### THE PROBLEM
Find the line that contains "Convert this document image to plain text.". Repeat that line and all lines following it, exactly, through the end of the listing below.

### RECORDS FOR THE EXERCISE
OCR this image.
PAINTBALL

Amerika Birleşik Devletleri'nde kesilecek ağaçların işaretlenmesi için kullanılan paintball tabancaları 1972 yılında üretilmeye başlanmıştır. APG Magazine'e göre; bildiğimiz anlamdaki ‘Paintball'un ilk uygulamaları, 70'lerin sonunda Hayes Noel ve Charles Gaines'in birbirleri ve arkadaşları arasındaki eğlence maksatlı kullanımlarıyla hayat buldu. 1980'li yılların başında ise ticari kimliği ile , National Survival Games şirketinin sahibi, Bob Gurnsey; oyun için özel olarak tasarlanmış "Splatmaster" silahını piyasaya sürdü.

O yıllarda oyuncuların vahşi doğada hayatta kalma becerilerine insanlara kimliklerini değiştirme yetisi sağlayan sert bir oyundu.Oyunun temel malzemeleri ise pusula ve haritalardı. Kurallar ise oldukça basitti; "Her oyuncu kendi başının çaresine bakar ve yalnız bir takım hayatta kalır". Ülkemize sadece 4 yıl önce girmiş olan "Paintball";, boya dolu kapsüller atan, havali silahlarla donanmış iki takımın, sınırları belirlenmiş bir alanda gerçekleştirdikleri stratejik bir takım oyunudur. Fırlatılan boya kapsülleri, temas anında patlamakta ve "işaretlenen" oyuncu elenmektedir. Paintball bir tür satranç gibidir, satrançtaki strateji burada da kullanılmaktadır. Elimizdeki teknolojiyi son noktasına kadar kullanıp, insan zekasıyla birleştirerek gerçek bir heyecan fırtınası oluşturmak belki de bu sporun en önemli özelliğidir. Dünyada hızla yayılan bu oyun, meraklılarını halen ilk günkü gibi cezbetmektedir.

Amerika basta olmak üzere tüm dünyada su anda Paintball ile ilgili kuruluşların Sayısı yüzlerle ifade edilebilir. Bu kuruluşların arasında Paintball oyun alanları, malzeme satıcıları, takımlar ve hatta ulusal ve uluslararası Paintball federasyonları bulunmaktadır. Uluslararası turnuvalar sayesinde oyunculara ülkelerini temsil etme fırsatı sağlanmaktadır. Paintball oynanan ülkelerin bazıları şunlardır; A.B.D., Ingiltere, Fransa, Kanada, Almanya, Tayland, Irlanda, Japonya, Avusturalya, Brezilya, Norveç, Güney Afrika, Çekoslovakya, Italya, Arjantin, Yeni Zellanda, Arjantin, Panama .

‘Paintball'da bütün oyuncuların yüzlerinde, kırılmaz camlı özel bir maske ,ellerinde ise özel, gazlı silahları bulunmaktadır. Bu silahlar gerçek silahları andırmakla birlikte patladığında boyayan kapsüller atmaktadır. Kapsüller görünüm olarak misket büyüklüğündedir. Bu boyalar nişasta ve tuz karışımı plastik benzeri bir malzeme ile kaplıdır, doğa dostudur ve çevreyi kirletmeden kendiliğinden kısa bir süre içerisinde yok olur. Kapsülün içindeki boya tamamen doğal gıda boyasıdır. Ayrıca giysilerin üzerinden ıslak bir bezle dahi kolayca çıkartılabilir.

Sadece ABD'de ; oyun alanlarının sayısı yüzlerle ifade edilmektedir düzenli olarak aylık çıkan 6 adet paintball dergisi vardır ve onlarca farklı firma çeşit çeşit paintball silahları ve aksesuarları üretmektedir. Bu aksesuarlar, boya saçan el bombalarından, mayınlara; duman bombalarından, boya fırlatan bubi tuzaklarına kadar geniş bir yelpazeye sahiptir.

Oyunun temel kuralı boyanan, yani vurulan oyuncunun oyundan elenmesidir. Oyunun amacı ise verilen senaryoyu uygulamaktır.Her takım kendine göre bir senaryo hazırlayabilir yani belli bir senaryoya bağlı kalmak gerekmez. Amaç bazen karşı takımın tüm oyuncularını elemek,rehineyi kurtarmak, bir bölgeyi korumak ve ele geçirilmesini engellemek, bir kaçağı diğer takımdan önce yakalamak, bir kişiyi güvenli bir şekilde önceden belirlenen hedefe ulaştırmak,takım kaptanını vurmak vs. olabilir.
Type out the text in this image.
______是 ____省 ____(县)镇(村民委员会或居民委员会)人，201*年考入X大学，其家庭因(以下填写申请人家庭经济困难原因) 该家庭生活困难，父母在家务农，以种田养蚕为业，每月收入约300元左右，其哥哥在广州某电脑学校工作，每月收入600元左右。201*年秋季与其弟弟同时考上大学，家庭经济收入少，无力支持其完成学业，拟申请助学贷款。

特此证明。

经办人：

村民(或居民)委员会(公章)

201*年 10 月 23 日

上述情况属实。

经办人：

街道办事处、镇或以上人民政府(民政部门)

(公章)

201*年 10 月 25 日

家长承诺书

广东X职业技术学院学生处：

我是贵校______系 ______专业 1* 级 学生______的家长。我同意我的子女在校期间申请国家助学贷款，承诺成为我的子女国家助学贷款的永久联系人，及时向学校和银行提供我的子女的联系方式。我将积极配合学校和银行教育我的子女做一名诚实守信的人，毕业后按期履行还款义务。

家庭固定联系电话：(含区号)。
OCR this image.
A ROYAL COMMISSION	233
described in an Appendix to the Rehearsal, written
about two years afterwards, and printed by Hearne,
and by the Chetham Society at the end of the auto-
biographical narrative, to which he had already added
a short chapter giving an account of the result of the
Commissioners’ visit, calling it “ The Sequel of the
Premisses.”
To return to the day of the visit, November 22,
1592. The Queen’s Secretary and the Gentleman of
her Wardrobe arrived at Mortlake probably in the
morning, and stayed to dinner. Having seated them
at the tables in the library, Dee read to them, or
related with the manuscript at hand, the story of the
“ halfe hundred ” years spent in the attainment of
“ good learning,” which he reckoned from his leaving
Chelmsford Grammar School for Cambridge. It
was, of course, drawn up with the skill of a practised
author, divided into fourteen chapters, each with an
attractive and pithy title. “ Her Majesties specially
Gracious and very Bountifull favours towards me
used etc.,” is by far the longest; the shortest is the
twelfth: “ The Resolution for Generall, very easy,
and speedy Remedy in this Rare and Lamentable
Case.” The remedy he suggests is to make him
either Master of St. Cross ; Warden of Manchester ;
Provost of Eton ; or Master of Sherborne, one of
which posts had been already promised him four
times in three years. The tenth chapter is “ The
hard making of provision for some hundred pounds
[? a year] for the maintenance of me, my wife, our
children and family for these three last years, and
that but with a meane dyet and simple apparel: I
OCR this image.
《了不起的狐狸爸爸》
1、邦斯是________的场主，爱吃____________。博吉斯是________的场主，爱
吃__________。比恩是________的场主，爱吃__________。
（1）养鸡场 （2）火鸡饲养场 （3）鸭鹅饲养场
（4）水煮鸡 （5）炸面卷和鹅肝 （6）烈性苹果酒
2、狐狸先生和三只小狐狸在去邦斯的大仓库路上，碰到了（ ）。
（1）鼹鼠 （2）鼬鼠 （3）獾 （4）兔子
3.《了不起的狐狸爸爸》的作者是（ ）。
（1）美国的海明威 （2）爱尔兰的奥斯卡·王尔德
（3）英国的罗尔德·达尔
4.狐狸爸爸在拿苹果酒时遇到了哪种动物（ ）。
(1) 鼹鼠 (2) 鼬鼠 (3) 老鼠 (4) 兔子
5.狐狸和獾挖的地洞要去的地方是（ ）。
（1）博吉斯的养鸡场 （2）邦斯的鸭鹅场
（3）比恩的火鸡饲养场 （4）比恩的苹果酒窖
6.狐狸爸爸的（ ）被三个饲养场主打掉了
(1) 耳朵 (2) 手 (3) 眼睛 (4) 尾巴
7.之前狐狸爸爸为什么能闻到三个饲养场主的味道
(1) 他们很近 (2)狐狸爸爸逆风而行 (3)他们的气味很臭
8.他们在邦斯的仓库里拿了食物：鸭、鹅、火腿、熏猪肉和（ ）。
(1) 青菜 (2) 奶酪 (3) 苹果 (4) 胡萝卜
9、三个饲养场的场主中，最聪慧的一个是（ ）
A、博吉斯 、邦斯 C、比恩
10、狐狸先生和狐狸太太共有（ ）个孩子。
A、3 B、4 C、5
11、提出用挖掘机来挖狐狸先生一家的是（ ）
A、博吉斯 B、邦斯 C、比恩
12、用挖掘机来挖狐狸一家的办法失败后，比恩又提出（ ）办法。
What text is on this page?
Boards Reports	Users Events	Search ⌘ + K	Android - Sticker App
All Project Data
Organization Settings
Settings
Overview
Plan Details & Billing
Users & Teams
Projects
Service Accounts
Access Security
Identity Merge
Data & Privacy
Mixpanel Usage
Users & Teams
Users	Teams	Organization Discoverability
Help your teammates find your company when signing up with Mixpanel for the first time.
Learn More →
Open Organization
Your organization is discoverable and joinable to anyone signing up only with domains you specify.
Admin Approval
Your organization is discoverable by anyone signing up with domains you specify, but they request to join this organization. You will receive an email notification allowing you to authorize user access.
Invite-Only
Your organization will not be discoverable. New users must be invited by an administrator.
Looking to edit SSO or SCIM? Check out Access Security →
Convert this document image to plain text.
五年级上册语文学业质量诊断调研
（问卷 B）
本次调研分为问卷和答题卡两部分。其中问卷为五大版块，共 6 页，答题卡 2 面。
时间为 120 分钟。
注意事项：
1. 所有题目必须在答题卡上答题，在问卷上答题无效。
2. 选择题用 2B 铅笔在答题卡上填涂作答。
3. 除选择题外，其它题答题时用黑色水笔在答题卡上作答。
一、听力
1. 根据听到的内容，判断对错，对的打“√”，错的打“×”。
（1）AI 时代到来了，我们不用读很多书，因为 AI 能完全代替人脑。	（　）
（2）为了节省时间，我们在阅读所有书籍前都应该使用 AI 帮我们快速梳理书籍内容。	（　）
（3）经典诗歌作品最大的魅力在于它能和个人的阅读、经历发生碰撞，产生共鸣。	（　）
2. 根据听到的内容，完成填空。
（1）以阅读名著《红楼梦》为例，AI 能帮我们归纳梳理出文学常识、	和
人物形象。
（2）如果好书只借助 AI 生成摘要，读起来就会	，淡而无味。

### EXERCISE RESULT
Convert this document image to plain text.
五年级上册语文学业质量诊断调研
（问卷 B）
本次调研分为问卷和答题卡两部分。其中问卷为五大版块，共 6 页，答题卡 2 面。
时间为 120 分钟。
注意事项：
1. 所有题目必须在答题卡上答题，在问卷上答题无效。
2. 选择题用 2B 铅笔在答题卡上填涂作答。
3. 除选择题外，其它题答题时用黑色水笔在答题卡上作答。
一、听力
1. 根据听到的内容，判断对错，对的打“√”，错的打“×”。
（1）AI 时代到来了，我们不用读很多书，因为 AI 能完全代替人脑。	（　）
（2）为了节省时间，我们在阅读所有书籍前都应该使用 AI 帮我们快速梳理书籍内容。	（　）
（3）经典诗歌作品最大的魅力在于它能和个人的阅读、经历发生碰撞，产生共鸣。	（　）
2. 根据听到的内容，完成填空。
（1）以阅读名著《红楼梦》为例，AI 能帮我们归纳梳理出文学常识、	和
人物形象。
（2）如果好书只借助 AI 生成摘要，读起来就会	，淡而无味。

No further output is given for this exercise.